(Items from a figure collection)
-.-.-

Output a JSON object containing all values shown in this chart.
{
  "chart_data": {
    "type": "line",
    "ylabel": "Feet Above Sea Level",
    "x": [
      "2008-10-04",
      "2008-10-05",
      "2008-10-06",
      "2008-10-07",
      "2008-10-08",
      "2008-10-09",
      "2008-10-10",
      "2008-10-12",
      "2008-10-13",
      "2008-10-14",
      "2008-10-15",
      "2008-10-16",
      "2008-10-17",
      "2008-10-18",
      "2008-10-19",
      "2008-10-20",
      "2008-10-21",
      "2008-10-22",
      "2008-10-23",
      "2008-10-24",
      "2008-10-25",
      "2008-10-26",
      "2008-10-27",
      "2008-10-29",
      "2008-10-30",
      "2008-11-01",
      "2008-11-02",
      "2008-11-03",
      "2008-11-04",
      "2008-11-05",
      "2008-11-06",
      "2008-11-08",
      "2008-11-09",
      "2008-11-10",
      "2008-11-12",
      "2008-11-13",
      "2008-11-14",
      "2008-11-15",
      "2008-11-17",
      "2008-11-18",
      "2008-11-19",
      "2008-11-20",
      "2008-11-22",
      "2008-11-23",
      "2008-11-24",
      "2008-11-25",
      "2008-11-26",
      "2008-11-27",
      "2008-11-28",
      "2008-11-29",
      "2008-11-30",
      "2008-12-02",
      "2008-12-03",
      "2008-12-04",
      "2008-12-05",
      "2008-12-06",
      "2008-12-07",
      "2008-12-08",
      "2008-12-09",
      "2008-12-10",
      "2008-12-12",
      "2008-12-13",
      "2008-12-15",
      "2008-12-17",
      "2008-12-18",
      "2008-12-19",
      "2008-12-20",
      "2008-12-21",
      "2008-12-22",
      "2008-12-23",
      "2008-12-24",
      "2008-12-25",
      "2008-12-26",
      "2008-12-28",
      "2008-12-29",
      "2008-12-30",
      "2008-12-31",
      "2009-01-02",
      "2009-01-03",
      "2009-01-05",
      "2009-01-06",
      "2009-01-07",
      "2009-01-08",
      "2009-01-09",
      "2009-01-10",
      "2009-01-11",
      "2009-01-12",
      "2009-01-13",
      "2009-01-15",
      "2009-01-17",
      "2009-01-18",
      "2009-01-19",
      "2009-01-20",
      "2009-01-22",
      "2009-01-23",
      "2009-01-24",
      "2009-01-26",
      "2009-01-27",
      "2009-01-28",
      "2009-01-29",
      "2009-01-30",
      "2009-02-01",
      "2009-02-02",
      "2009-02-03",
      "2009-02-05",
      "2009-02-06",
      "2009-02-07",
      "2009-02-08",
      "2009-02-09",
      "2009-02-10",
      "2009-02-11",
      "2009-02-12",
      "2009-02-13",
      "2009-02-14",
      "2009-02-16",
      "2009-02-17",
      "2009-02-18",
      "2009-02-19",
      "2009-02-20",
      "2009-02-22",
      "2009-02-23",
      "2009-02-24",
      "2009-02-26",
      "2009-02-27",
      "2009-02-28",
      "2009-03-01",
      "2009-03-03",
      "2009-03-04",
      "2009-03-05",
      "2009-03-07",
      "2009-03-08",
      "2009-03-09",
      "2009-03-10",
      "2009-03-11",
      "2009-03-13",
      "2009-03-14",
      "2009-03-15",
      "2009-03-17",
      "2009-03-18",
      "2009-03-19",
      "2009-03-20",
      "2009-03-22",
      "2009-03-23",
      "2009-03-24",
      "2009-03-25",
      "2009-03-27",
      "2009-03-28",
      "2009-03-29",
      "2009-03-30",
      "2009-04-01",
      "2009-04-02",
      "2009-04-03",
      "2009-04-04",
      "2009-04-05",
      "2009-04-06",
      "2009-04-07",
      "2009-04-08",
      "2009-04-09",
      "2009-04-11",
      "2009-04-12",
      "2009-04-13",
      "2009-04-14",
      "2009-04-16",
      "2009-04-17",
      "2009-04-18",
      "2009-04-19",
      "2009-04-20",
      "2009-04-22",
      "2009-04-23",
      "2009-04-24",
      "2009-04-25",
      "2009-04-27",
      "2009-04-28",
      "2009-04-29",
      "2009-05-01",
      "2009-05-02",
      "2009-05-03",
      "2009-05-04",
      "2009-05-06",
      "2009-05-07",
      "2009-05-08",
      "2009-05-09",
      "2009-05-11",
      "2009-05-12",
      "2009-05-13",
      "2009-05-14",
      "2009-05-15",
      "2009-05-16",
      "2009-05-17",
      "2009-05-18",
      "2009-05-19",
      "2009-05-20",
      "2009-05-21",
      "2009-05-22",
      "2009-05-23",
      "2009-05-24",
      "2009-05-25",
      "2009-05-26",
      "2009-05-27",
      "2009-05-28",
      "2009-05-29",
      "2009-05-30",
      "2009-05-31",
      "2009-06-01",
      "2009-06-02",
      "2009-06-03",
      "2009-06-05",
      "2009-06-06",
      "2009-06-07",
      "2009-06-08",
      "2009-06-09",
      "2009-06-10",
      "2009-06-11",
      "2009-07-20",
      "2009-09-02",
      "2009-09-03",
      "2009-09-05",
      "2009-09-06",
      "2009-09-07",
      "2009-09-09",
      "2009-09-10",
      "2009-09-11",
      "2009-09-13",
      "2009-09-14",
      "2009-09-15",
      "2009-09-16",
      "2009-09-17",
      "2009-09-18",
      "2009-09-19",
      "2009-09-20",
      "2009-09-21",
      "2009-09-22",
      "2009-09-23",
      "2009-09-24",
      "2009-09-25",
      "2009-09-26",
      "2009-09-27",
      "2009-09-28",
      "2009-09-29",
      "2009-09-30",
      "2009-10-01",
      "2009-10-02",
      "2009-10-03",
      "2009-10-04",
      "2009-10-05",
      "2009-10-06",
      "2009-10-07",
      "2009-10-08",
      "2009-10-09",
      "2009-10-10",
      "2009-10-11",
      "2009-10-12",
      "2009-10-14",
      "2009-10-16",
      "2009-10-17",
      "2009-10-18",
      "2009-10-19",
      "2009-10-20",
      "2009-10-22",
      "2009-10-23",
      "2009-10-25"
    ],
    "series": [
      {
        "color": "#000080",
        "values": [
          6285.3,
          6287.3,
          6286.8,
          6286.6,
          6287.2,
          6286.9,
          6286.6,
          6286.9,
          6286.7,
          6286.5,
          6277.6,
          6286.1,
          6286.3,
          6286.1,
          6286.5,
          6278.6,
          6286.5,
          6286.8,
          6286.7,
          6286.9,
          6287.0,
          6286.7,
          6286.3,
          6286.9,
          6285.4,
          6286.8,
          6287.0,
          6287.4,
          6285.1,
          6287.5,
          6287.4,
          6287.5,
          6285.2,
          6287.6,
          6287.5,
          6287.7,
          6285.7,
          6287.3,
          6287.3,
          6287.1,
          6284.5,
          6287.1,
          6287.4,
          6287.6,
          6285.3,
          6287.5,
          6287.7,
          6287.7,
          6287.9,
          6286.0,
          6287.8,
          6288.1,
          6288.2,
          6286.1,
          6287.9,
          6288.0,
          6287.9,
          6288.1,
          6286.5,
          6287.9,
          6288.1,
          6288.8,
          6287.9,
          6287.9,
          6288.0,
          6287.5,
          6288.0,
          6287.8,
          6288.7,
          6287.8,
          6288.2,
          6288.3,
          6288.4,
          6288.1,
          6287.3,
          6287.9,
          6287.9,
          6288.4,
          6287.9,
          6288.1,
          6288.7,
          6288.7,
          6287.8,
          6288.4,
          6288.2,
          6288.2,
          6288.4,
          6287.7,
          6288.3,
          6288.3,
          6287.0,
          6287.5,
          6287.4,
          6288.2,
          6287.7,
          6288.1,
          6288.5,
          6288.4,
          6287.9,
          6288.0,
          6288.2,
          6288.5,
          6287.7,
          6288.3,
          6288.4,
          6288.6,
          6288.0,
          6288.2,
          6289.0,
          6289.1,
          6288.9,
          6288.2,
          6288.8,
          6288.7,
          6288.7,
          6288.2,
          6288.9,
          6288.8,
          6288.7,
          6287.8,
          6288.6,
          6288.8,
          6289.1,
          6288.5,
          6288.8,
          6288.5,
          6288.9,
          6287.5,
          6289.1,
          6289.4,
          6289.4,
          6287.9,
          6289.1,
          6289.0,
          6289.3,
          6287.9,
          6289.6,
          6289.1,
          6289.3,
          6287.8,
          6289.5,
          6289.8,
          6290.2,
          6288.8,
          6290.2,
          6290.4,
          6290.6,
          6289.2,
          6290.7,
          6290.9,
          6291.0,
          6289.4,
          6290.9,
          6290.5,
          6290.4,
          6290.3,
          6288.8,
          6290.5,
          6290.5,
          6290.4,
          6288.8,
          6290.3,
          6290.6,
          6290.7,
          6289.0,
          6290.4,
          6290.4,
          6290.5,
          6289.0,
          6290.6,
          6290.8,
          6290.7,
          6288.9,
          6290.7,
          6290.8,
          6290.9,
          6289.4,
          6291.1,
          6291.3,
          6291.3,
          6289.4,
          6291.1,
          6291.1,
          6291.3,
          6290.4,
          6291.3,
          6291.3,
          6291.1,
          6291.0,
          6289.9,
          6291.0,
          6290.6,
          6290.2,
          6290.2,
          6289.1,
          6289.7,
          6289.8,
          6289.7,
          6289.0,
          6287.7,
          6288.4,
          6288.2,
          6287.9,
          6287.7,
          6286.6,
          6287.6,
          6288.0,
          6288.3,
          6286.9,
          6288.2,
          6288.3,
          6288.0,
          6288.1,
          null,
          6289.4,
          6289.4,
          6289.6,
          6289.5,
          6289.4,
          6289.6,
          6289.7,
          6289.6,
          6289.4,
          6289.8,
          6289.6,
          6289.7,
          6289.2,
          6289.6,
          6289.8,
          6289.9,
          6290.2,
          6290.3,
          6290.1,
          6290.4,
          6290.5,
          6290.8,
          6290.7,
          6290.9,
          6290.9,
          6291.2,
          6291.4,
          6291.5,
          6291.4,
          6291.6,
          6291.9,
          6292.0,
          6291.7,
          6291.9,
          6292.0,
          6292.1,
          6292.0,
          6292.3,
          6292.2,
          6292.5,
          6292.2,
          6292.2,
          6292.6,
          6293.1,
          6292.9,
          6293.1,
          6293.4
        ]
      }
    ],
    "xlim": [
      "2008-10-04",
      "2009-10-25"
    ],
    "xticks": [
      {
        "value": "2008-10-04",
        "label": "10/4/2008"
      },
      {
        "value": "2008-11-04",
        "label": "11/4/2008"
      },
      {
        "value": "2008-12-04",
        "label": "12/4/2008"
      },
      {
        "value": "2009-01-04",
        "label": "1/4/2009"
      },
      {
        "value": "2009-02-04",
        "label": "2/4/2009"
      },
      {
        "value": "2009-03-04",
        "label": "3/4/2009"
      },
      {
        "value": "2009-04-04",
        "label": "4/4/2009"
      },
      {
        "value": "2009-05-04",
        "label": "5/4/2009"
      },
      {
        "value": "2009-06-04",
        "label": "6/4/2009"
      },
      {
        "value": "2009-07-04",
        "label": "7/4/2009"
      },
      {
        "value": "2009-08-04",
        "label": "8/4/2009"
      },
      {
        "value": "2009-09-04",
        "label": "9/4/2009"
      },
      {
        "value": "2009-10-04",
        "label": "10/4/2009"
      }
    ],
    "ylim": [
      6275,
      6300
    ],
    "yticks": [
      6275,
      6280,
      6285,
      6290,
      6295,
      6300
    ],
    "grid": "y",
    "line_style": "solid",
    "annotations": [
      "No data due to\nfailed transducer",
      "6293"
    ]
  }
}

-.-.-

Directions for this task:
Scan the material above for the string "values" and return the lines that hold it.

Response to the exercise:
Output a JSON object containing all values shown in this chart.
        "values": [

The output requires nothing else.